= What is asked =
Make an exact copy of all the material below, apart from the pictures.

==*==

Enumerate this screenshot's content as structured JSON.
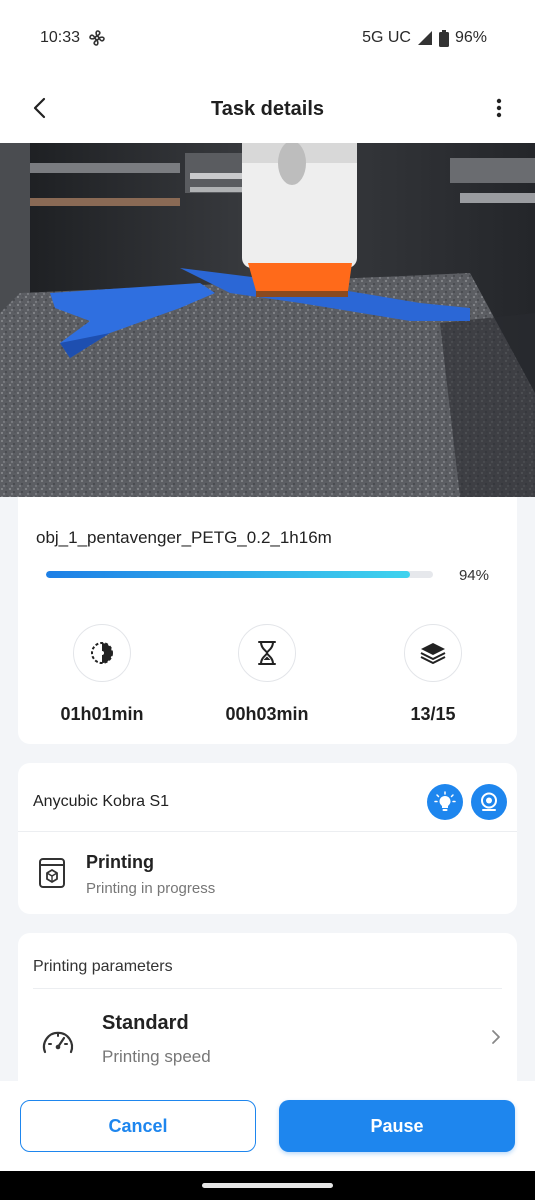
{
  "status_bar": {
    "time": "10:33",
    "network": "5G UC",
    "battery": "96%"
  },
  "app_bar": {
    "title": "Task details"
  },
  "job": {
    "file_name": "obj_1_pentavenger_PETG_0.2_1h16m",
    "progress_percent": 94,
    "progress_label": "94%",
    "elapsed_time": "01h01min",
    "remaining_time": "00h03min",
    "layers": "13/15"
  },
  "printer": {
    "name": "Anycubic Kobra S1",
    "status_title": "Printing",
    "status_subtitle": "Printing in progress"
  },
  "params": {
    "section_title": "Printing parameters",
    "speed_value": "Standard",
    "speed_label": "Printing speed"
  },
  "actions": {
    "cancel_label": "Cancel",
    "pause_label": "Pause"
  },
  "colors": {
    "accent": "#1e86ee",
    "progress_start": "#1d7fe6",
    "progress_end": "#3fd3ee"
  }
}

==*==

= Completed exercise =
Enumerate this screenshot's content as structured JSON.
{
  "status_bar": {
    "time": "10:33",
    "network": "5G UC",
    "battery": "96%"
  },
  "app_bar": {
    "title": "Task details"
  },
  "job": {
    "file_name": "obj_1_pentavenger_PETG_0.2_1h16m",
    "progress_percent": 94,
    "progress_label": "94%",
    "elapsed_time": "01h01min",
    "remaining_time": "00h03min",
    "layers": "13/15"
  },
  "printer": {
    "name": "Anycubic Kobra S1",
    "status_title": "Printing",
    "status_subtitle": "Printing in progress"
  },
  "params": {
    "section_title": "Printing parameters",
    "speed_value": "Standard",
    "speed_label": "Printing speed"
  },
  "actions": {
    "cancel_label": "Cancel",
    "pause_label": "Pause"
  },
  "colors": {
    "accent": "#1e86ee",
    "progress_start": "#1d7fe6",
    "progress_end": "#3fd3ee"
  }
}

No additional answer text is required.